Excerpt from a dataset:
— START —

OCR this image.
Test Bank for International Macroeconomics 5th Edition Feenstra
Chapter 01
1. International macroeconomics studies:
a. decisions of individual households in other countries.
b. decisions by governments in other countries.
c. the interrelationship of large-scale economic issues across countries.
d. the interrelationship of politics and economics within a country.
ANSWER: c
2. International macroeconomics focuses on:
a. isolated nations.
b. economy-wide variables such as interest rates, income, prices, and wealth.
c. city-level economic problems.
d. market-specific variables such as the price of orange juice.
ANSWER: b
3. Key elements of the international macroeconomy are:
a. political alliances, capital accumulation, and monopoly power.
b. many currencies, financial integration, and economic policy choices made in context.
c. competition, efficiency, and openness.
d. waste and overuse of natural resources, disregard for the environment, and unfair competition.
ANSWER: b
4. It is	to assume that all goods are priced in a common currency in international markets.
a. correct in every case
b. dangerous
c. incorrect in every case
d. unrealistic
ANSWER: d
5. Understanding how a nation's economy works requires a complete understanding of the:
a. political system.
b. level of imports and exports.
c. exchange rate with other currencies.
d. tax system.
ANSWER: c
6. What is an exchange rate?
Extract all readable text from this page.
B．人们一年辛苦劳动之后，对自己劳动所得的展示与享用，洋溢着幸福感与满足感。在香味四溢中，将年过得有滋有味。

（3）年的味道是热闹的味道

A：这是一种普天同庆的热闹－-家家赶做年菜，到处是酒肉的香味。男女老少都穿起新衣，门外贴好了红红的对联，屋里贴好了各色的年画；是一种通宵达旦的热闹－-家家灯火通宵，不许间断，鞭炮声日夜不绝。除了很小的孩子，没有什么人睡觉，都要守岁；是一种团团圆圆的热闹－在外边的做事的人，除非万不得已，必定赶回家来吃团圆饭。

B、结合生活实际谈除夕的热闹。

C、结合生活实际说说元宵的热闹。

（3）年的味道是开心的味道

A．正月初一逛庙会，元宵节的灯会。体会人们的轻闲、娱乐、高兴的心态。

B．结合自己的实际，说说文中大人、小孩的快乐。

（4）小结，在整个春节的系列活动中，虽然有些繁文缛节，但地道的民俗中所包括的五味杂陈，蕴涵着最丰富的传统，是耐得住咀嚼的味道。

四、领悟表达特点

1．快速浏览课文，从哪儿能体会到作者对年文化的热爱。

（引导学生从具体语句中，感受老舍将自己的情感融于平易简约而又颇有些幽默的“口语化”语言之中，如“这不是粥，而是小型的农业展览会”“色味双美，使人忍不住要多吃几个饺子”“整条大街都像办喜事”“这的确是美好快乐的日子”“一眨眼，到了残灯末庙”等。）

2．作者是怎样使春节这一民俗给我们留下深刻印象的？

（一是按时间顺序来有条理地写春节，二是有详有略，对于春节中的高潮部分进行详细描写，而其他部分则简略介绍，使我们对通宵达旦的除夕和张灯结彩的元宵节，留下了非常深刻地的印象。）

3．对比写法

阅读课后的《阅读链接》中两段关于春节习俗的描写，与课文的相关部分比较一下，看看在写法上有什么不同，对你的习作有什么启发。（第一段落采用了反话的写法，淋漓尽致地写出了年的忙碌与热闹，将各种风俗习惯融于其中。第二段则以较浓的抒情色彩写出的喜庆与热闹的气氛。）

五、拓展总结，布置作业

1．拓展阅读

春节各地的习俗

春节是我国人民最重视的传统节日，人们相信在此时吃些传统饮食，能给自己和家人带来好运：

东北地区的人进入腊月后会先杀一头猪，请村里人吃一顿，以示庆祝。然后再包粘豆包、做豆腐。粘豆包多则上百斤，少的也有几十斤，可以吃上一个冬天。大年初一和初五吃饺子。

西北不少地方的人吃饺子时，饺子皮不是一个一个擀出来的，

— END —

TASK DESCRIPTION: Pull out each line of the records holding the string "level".

RESULT OF THE EXERCISE:
c. city-level economic problems.
b. level of imports and exports.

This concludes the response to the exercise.